*Instructions to follow*. Can you transcribe every entry word for word, skipping the images?

* begin Extracted entries *

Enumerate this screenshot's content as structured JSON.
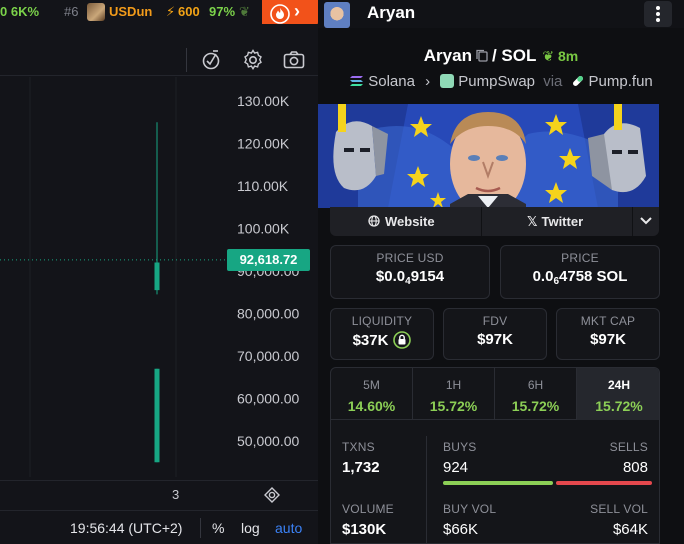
{
  "ticker": {
    "item1_change": "0 6K%",
    "item2_rank": "#6",
    "item2_symbol": "USDun",
    "item2_boost": "600",
    "item2_change": "97%"
  },
  "chart": {
    "y_ticks": [
      "130.00K",
      "120.00K",
      "110.00K",
      "100.00K",
      "90,000.00",
      "80,000.00",
      "70,000.00",
      "60,000.00",
      "50,000.00"
    ],
    "current_price_label": "92,618.72",
    "current_price": 92618.72,
    "x_tick": "3",
    "time": "19:56:44 (UTC+2)",
    "pct_label": "%",
    "log_label": "log",
    "auto_label": "auto",
    "candles": [
      {
        "open": 92000,
        "close": 85500,
        "high": 125000,
        "low": 84500
      },
      {
        "open": 67000,
        "close": 45000,
        "high": 67000,
        "low": 45000
      }
    ]
  },
  "header": {
    "name": "Aryan"
  },
  "pair": {
    "base": "Aryan",
    "quote": "SOL",
    "age": "8m",
    "chain": "Solana",
    "dex": "PumpSwap",
    "via_label": "via",
    "launchpad": "Pump.fun"
  },
  "links": {
    "website": "Website",
    "twitter": "Twitter"
  },
  "metrics": {
    "price_usd_label": "PRICE USD",
    "price_usd_prefix": "$0.0",
    "price_usd_zeros": "4",
    "price_usd_digits": "9154",
    "price_sol_label": "PRICE",
    "price_sol_prefix": "0.0",
    "price_sol_zeros": "6",
    "price_sol_digits": "4758 SOL",
    "liquidity_label": "LIQUIDITY",
    "liquidity": "$37K",
    "fdv_label": "FDV",
    "fdv": "$97K",
    "mktcap_label": "MKT CAP",
    "mktcap": "$97K"
  },
  "timeframes": [
    {
      "label": "5M",
      "change": "14.60%"
    },
    {
      "label": "1H",
      "change": "15.72%"
    },
    {
      "label": "6H",
      "change": "15.72%"
    },
    {
      "label": "24H",
      "change": "15.72%"
    }
  ],
  "stats": {
    "txns_label": "TXNS",
    "txns": "1,732",
    "buys_label": "BUYS",
    "buys": "924",
    "sells_label": "SELLS",
    "sells": "808",
    "volume_label": "VOLUME",
    "volume": "$130K",
    "buy_vol_label": "BUY VOL",
    "buy_vol": "$66K",
    "sell_vol_label": "SELL VOL",
    "sell_vol": "$64K",
    "buy_ratio": 0.533
  },
  "colors": {
    "accent_green": "#8ccf56",
    "price_tag": "#17a683",
    "sell_red": "#e5484d",
    "fire": "#f2521a",
    "link_blue": "#3b82f6"
  }
}
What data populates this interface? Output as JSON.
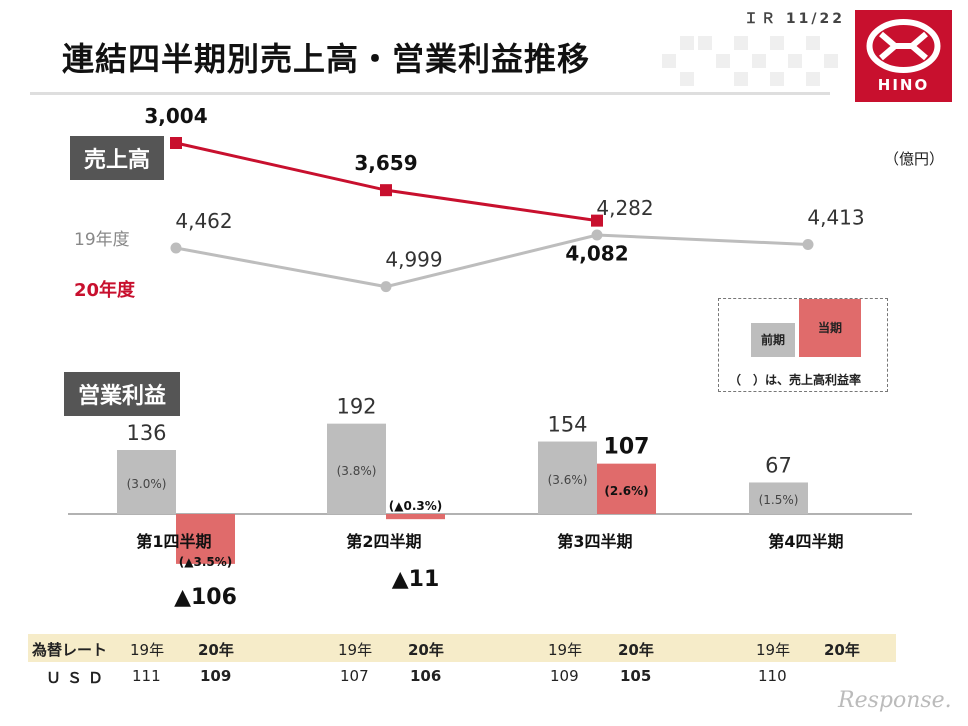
{
  "header": {
    "title": "連結四半期別売上高・営業利益推移",
    "page": "ＩＲ 11/22"
  },
  "logo": {
    "text": "HINO",
    "color": "#c8102e"
  },
  "sections": {
    "sales": "売上高",
    "op_profit": "営業利益"
  },
  "unit": "（億円）",
  "legend": {
    "prev": "前期",
    "curr": "当期",
    "note": "（　）は、売上高利益率"
  },
  "chart_data": [
    {
      "type": "line",
      "categories": [
        "第1四半期",
        "第2四半期",
        "第3四半期",
        "第4四半期"
      ],
      "series": [
        {
          "name": "19年度",
          "values": [
            4462,
            4999,
            4282,
            4413
          ],
          "labels": [
            "4,462",
            "4,999",
            "4,282",
            "4,413"
          ],
          "color": "#bdbdbd"
        },
        {
          "name": "20年度",
          "values": [
            3004,
            3659,
            4082,
            null
          ],
          "labels": [
            "3,004",
            "3,659",
            "4,082",
            ""
          ],
          "color": "#c8102e"
        }
      ]
    },
    {
      "type": "bar",
      "categories": [
        "第1四半期",
        "第2四半期",
        "第3四半期",
        "第4四半期"
      ],
      "series": [
        {
          "name": "前期",
          "values": [
            136,
            192,
            154,
            67
          ],
          "labels": [
            "136",
            "192",
            "154",
            "67"
          ],
          "rates": [
            "(3.0%)",
            "(3.8%)",
            "(3.6%)",
            "(1.5%)"
          ],
          "color": "#bdbdbd"
        },
        {
          "name": "当期",
          "values": [
            -106,
            -11,
            107,
            null
          ],
          "labels": [
            "▲106",
            "▲11",
            "107",
            ""
          ],
          "rates": [
            "(▲3.5%)",
            "(▲0.3%)",
            "(2.6%)",
            ""
          ],
          "color": "#e06b6b"
        }
      ]
    }
  ],
  "fx": {
    "label": "為替レート",
    "currency": "ＵＳＤ",
    "quarters": [
      {
        "y19": "19年",
        "y20": "20年",
        "v19": "111",
        "v20": "109"
      },
      {
        "y19": "19年",
        "y20": "20年",
        "v19": "107",
        "v20": "106"
      },
      {
        "y19": "19年",
        "y20": "20年",
        "v19": "109",
        "v20": "105"
      },
      {
        "y19": "19年",
        "y20": "20年",
        "v19": "110",
        "v20": ""
      }
    ]
  },
  "watermark": "Response."
}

* end Extracted entries *

*Expected answer*.
Enumerate this screenshot's content as structured JSON.
{
  "ticker": {
    "item1_change": "0 6K%",
    "item2_rank": "#6",
    "item2_symbol": "USDun",
    "item2_boost": "600",
    "item2_change": "97%"
  },
  "chart": {
    "y_ticks": [
      "130.00K",
      "120.00K",
      "110.00K",
      "100.00K",
      "90,000.00",
      "80,000.00",
      "70,000.00",
      "60,000.00",
      "50,000.00"
    ],
    "current_price_label": "92,618.72",
    "current_price": 92618.72,
    "x_tick": "3",
    "time": "19:56:44 (UTC+2)",
    "pct_label": "%",
    "log_label": "log",
    "auto_label": "auto",
    "candles": [
      {
        "open": 92000,
        "close": 85500,
        "high": 125000,
        "low": 84500
      },
      {
        "open": 67000,
        "close": 45000,
        "high": 67000,
        "low": 45000
      }
    ]
  },
  "header": {
    "name": "Aryan"
  },
  "pair": {
    "base": "Aryan",
    "quote": "SOL",
    "age": "8m",
    "chain": "Solana",
    "dex": "PumpSwap",
    "via_label": "via",
    "launchpad": "Pump.fun"
  },
  "links": {
    "website": "Website",
    "twitter": "Twitter"
  },
  "metrics": {
    "price_usd_label": "PRICE USD",
    "price_usd_prefix": "$0.0",
    "price_usd_zeros": "4",
    "price_usd_digits": "9154",
    "price_sol_label": "PRICE",
    "price_sol_prefix": "0.0",
    "price_sol_zeros": "6",
    "price_sol_digits": "4758 SOL",
    "liquidity_label": "LIQUIDITY",
    "liquidity": "$37K",
    "fdv_label": "FDV",
    "fdv": "$97K",
    "mktcap_label": "MKT CAP",
    "mktcap": "$97K"
  },
  "timeframes": [
    {
      "label": "5M",
      "change": "14.60%"
    },
    {
      "label": "1H",
      "change": "15.72%"
    },
    {
      "label": "6H",
      "change": "15.72%"
    },
    {
      "label": "24H",
      "change": "15.72%"
    }
  ],
  "stats": {
    "txns_label": "TXNS",
    "txns": "1,732",
    "buys_label": "BUYS",
    "buys": "924",
    "sells_label": "SELLS",
    "sells": "808",
    "volume_label": "VOLUME",
    "volume": "$130K",
    "buy_vol_label": "BUY VOL",
    "buy_vol": "$66K",
    "sell_vol_label": "SELL VOL",
    "sell_vol": "$64K",
    "buy_ratio": 0.533
  },
  "colors": {
    "accent_green": "#8ccf56",
    "price_tag": "#17a683",
    "sell_red": "#e5484d",
    "fire": "#f2521a",
    "link_blue": "#3b82f6"
  }
}
What data populates this interface? Output as JSON.
{
  "header": {
    "title": "連結四半期別売上高・営業利益推移",
    "page": "ＩＲ 11/22"
  },
  "logo": {
    "text": "HINO",
    "color": "#c8102e"
  },
  "sections": {
    "sales": "売上高",
    "op_profit": "営業利益"
  },
  "unit": "（億円）",
  "legend": {
    "prev": "前期",
    "curr": "当期",
    "note": "（　）は、売上高利益率"
  },
  "chart_data": [
    {
      "type": "line",
      "categories": [
        "第1四半期",
        "第2四半期",
        "第3四半期",
        "第4四半期"
      ],
      "series": [
        {
          "name": "19年度",
          "values": [
            4462,
            4999,
            4282,
            4413
          ],
          "labels": [
            "4,462",
            "4,999",
            "4,282",
            "4,413"
          ],
          "color": "#bdbdbd"
        },
        {
          "name": "20年度",
          "values": [
            3004,
            3659,
            4082,
            null
          ],
          "labels": [
            "3,004",
            "3,659",
            "4,082",
            ""
          ],
          "color": "#c8102e"
        }
      ]
    },
    {
      "type": "bar",
      "categories": [
        "第1四半期",
        "第2四半期",
        "第3四半期",
        "第4四半期"
      ],
      "series": [
        {
          "name": "前期",
          "values": [
            136,
            192,
            154,
            67
          ],
          "labels": [
            "136",
            "192",
            "154",
            "67"
          ],
          "rates": [
            "(3.0%)",
            "(3.8%)",
            "(3.6%)",
            "(1.5%)"
          ],
          "color": "#bdbdbd"
        },
        {
          "name": "当期",
          "values": [
            -106,
            -11,
            107,
            null
          ],
          "labels": [
            "▲106",
            "▲11",
            "107",
            ""
          ],
          "rates": [
            "(▲3.5%)",
            "(▲0.3%)",
            "(2.6%)",
            ""
          ],
          "color": "#e06b6b"
        }
      ]
    }
  ],
  "fx": {
    "label": "為替レート",
    "currency": "ＵＳＤ",
    "quarters": [
      {
        "y19": "19年",
        "y20": "20年",
        "v19": "111",
        "v20": "109"
      },
      {
        "y19": "19年",
        "y20": "20年",
        "v19": "107",
        "v20": "106"
      },
      {
        "y19": "19年",
        "y20": "20年",
        "v19": "109",
        "v20": "105"
      },
      {
        "y19": "19年",
        "y20": "20年",
        "v19": "110",
        "v20": ""
      }
    ]
  },
  "watermark": "Response."
}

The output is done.